#### [What is asked]
Below is a listing; copy all of it exactly.

#### [Dataset excerpts]
● ● ● ●

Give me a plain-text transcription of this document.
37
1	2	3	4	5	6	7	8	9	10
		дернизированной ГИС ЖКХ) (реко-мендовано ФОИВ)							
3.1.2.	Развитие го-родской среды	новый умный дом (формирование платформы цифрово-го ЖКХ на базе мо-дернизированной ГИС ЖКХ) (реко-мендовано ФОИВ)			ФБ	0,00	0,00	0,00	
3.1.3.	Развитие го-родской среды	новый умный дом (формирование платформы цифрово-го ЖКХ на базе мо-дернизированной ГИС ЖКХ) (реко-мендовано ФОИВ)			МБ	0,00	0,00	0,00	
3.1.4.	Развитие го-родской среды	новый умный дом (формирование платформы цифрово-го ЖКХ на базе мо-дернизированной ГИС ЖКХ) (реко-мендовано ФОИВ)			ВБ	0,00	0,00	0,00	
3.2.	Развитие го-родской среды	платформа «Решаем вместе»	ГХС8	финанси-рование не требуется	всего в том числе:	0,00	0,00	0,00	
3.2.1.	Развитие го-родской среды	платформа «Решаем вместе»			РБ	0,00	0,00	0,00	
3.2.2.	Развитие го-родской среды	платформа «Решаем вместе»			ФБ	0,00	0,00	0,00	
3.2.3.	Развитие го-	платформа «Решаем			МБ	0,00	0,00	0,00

● ● ● ●

#### [Exercise output]
Give me a plain-text transcription of this document.
37
1	2	3	4	5	6	7	8	9	10
		дернизированной ГИС ЖКХ) (реко-мендовано ФОИВ)							
3.1.2.	Развитие го-родской среды	новый умный дом (формирование платформы цифрово-го ЖКХ на базе мо-дернизированной ГИС ЖКХ) (реко-мендовано ФОИВ)			ФБ	0,00	0,00	0,00	
3.1.3.	Развитие го-родской среды	новый умный дом (формирование платформы цифрово-го ЖКХ на базе мо-дернизированной ГИС ЖКХ) (реко-мендовано ФОИВ)			МБ	0,00	0,00	0,00	
3.1.4.	Развитие го-родской среды	новый умный дом (формирование платформы цифрово-го ЖКХ на базе мо-дернизированной ГИС ЖКХ) (реко-мендовано ФОИВ)			ВБ	0,00	0,00	0,00	
3.2.	Развитие го-родской среды	платформа «Решаем вместе»	ГХС8	финанси-рование не требуется	всего в том числе:	0,00	0,00	0,00	
3.2.1.	Развитие го-родской среды	платформа «Решаем вместе»			РБ	0,00	0,00	0,00	
3.2.2.	Развитие го-родской среды	платформа «Решаем вместе»			ФБ	0,00	0,00	0,00	
3.2.3.	Развитие го-	платформа «Решаем			МБ	0,00	0,00	0,00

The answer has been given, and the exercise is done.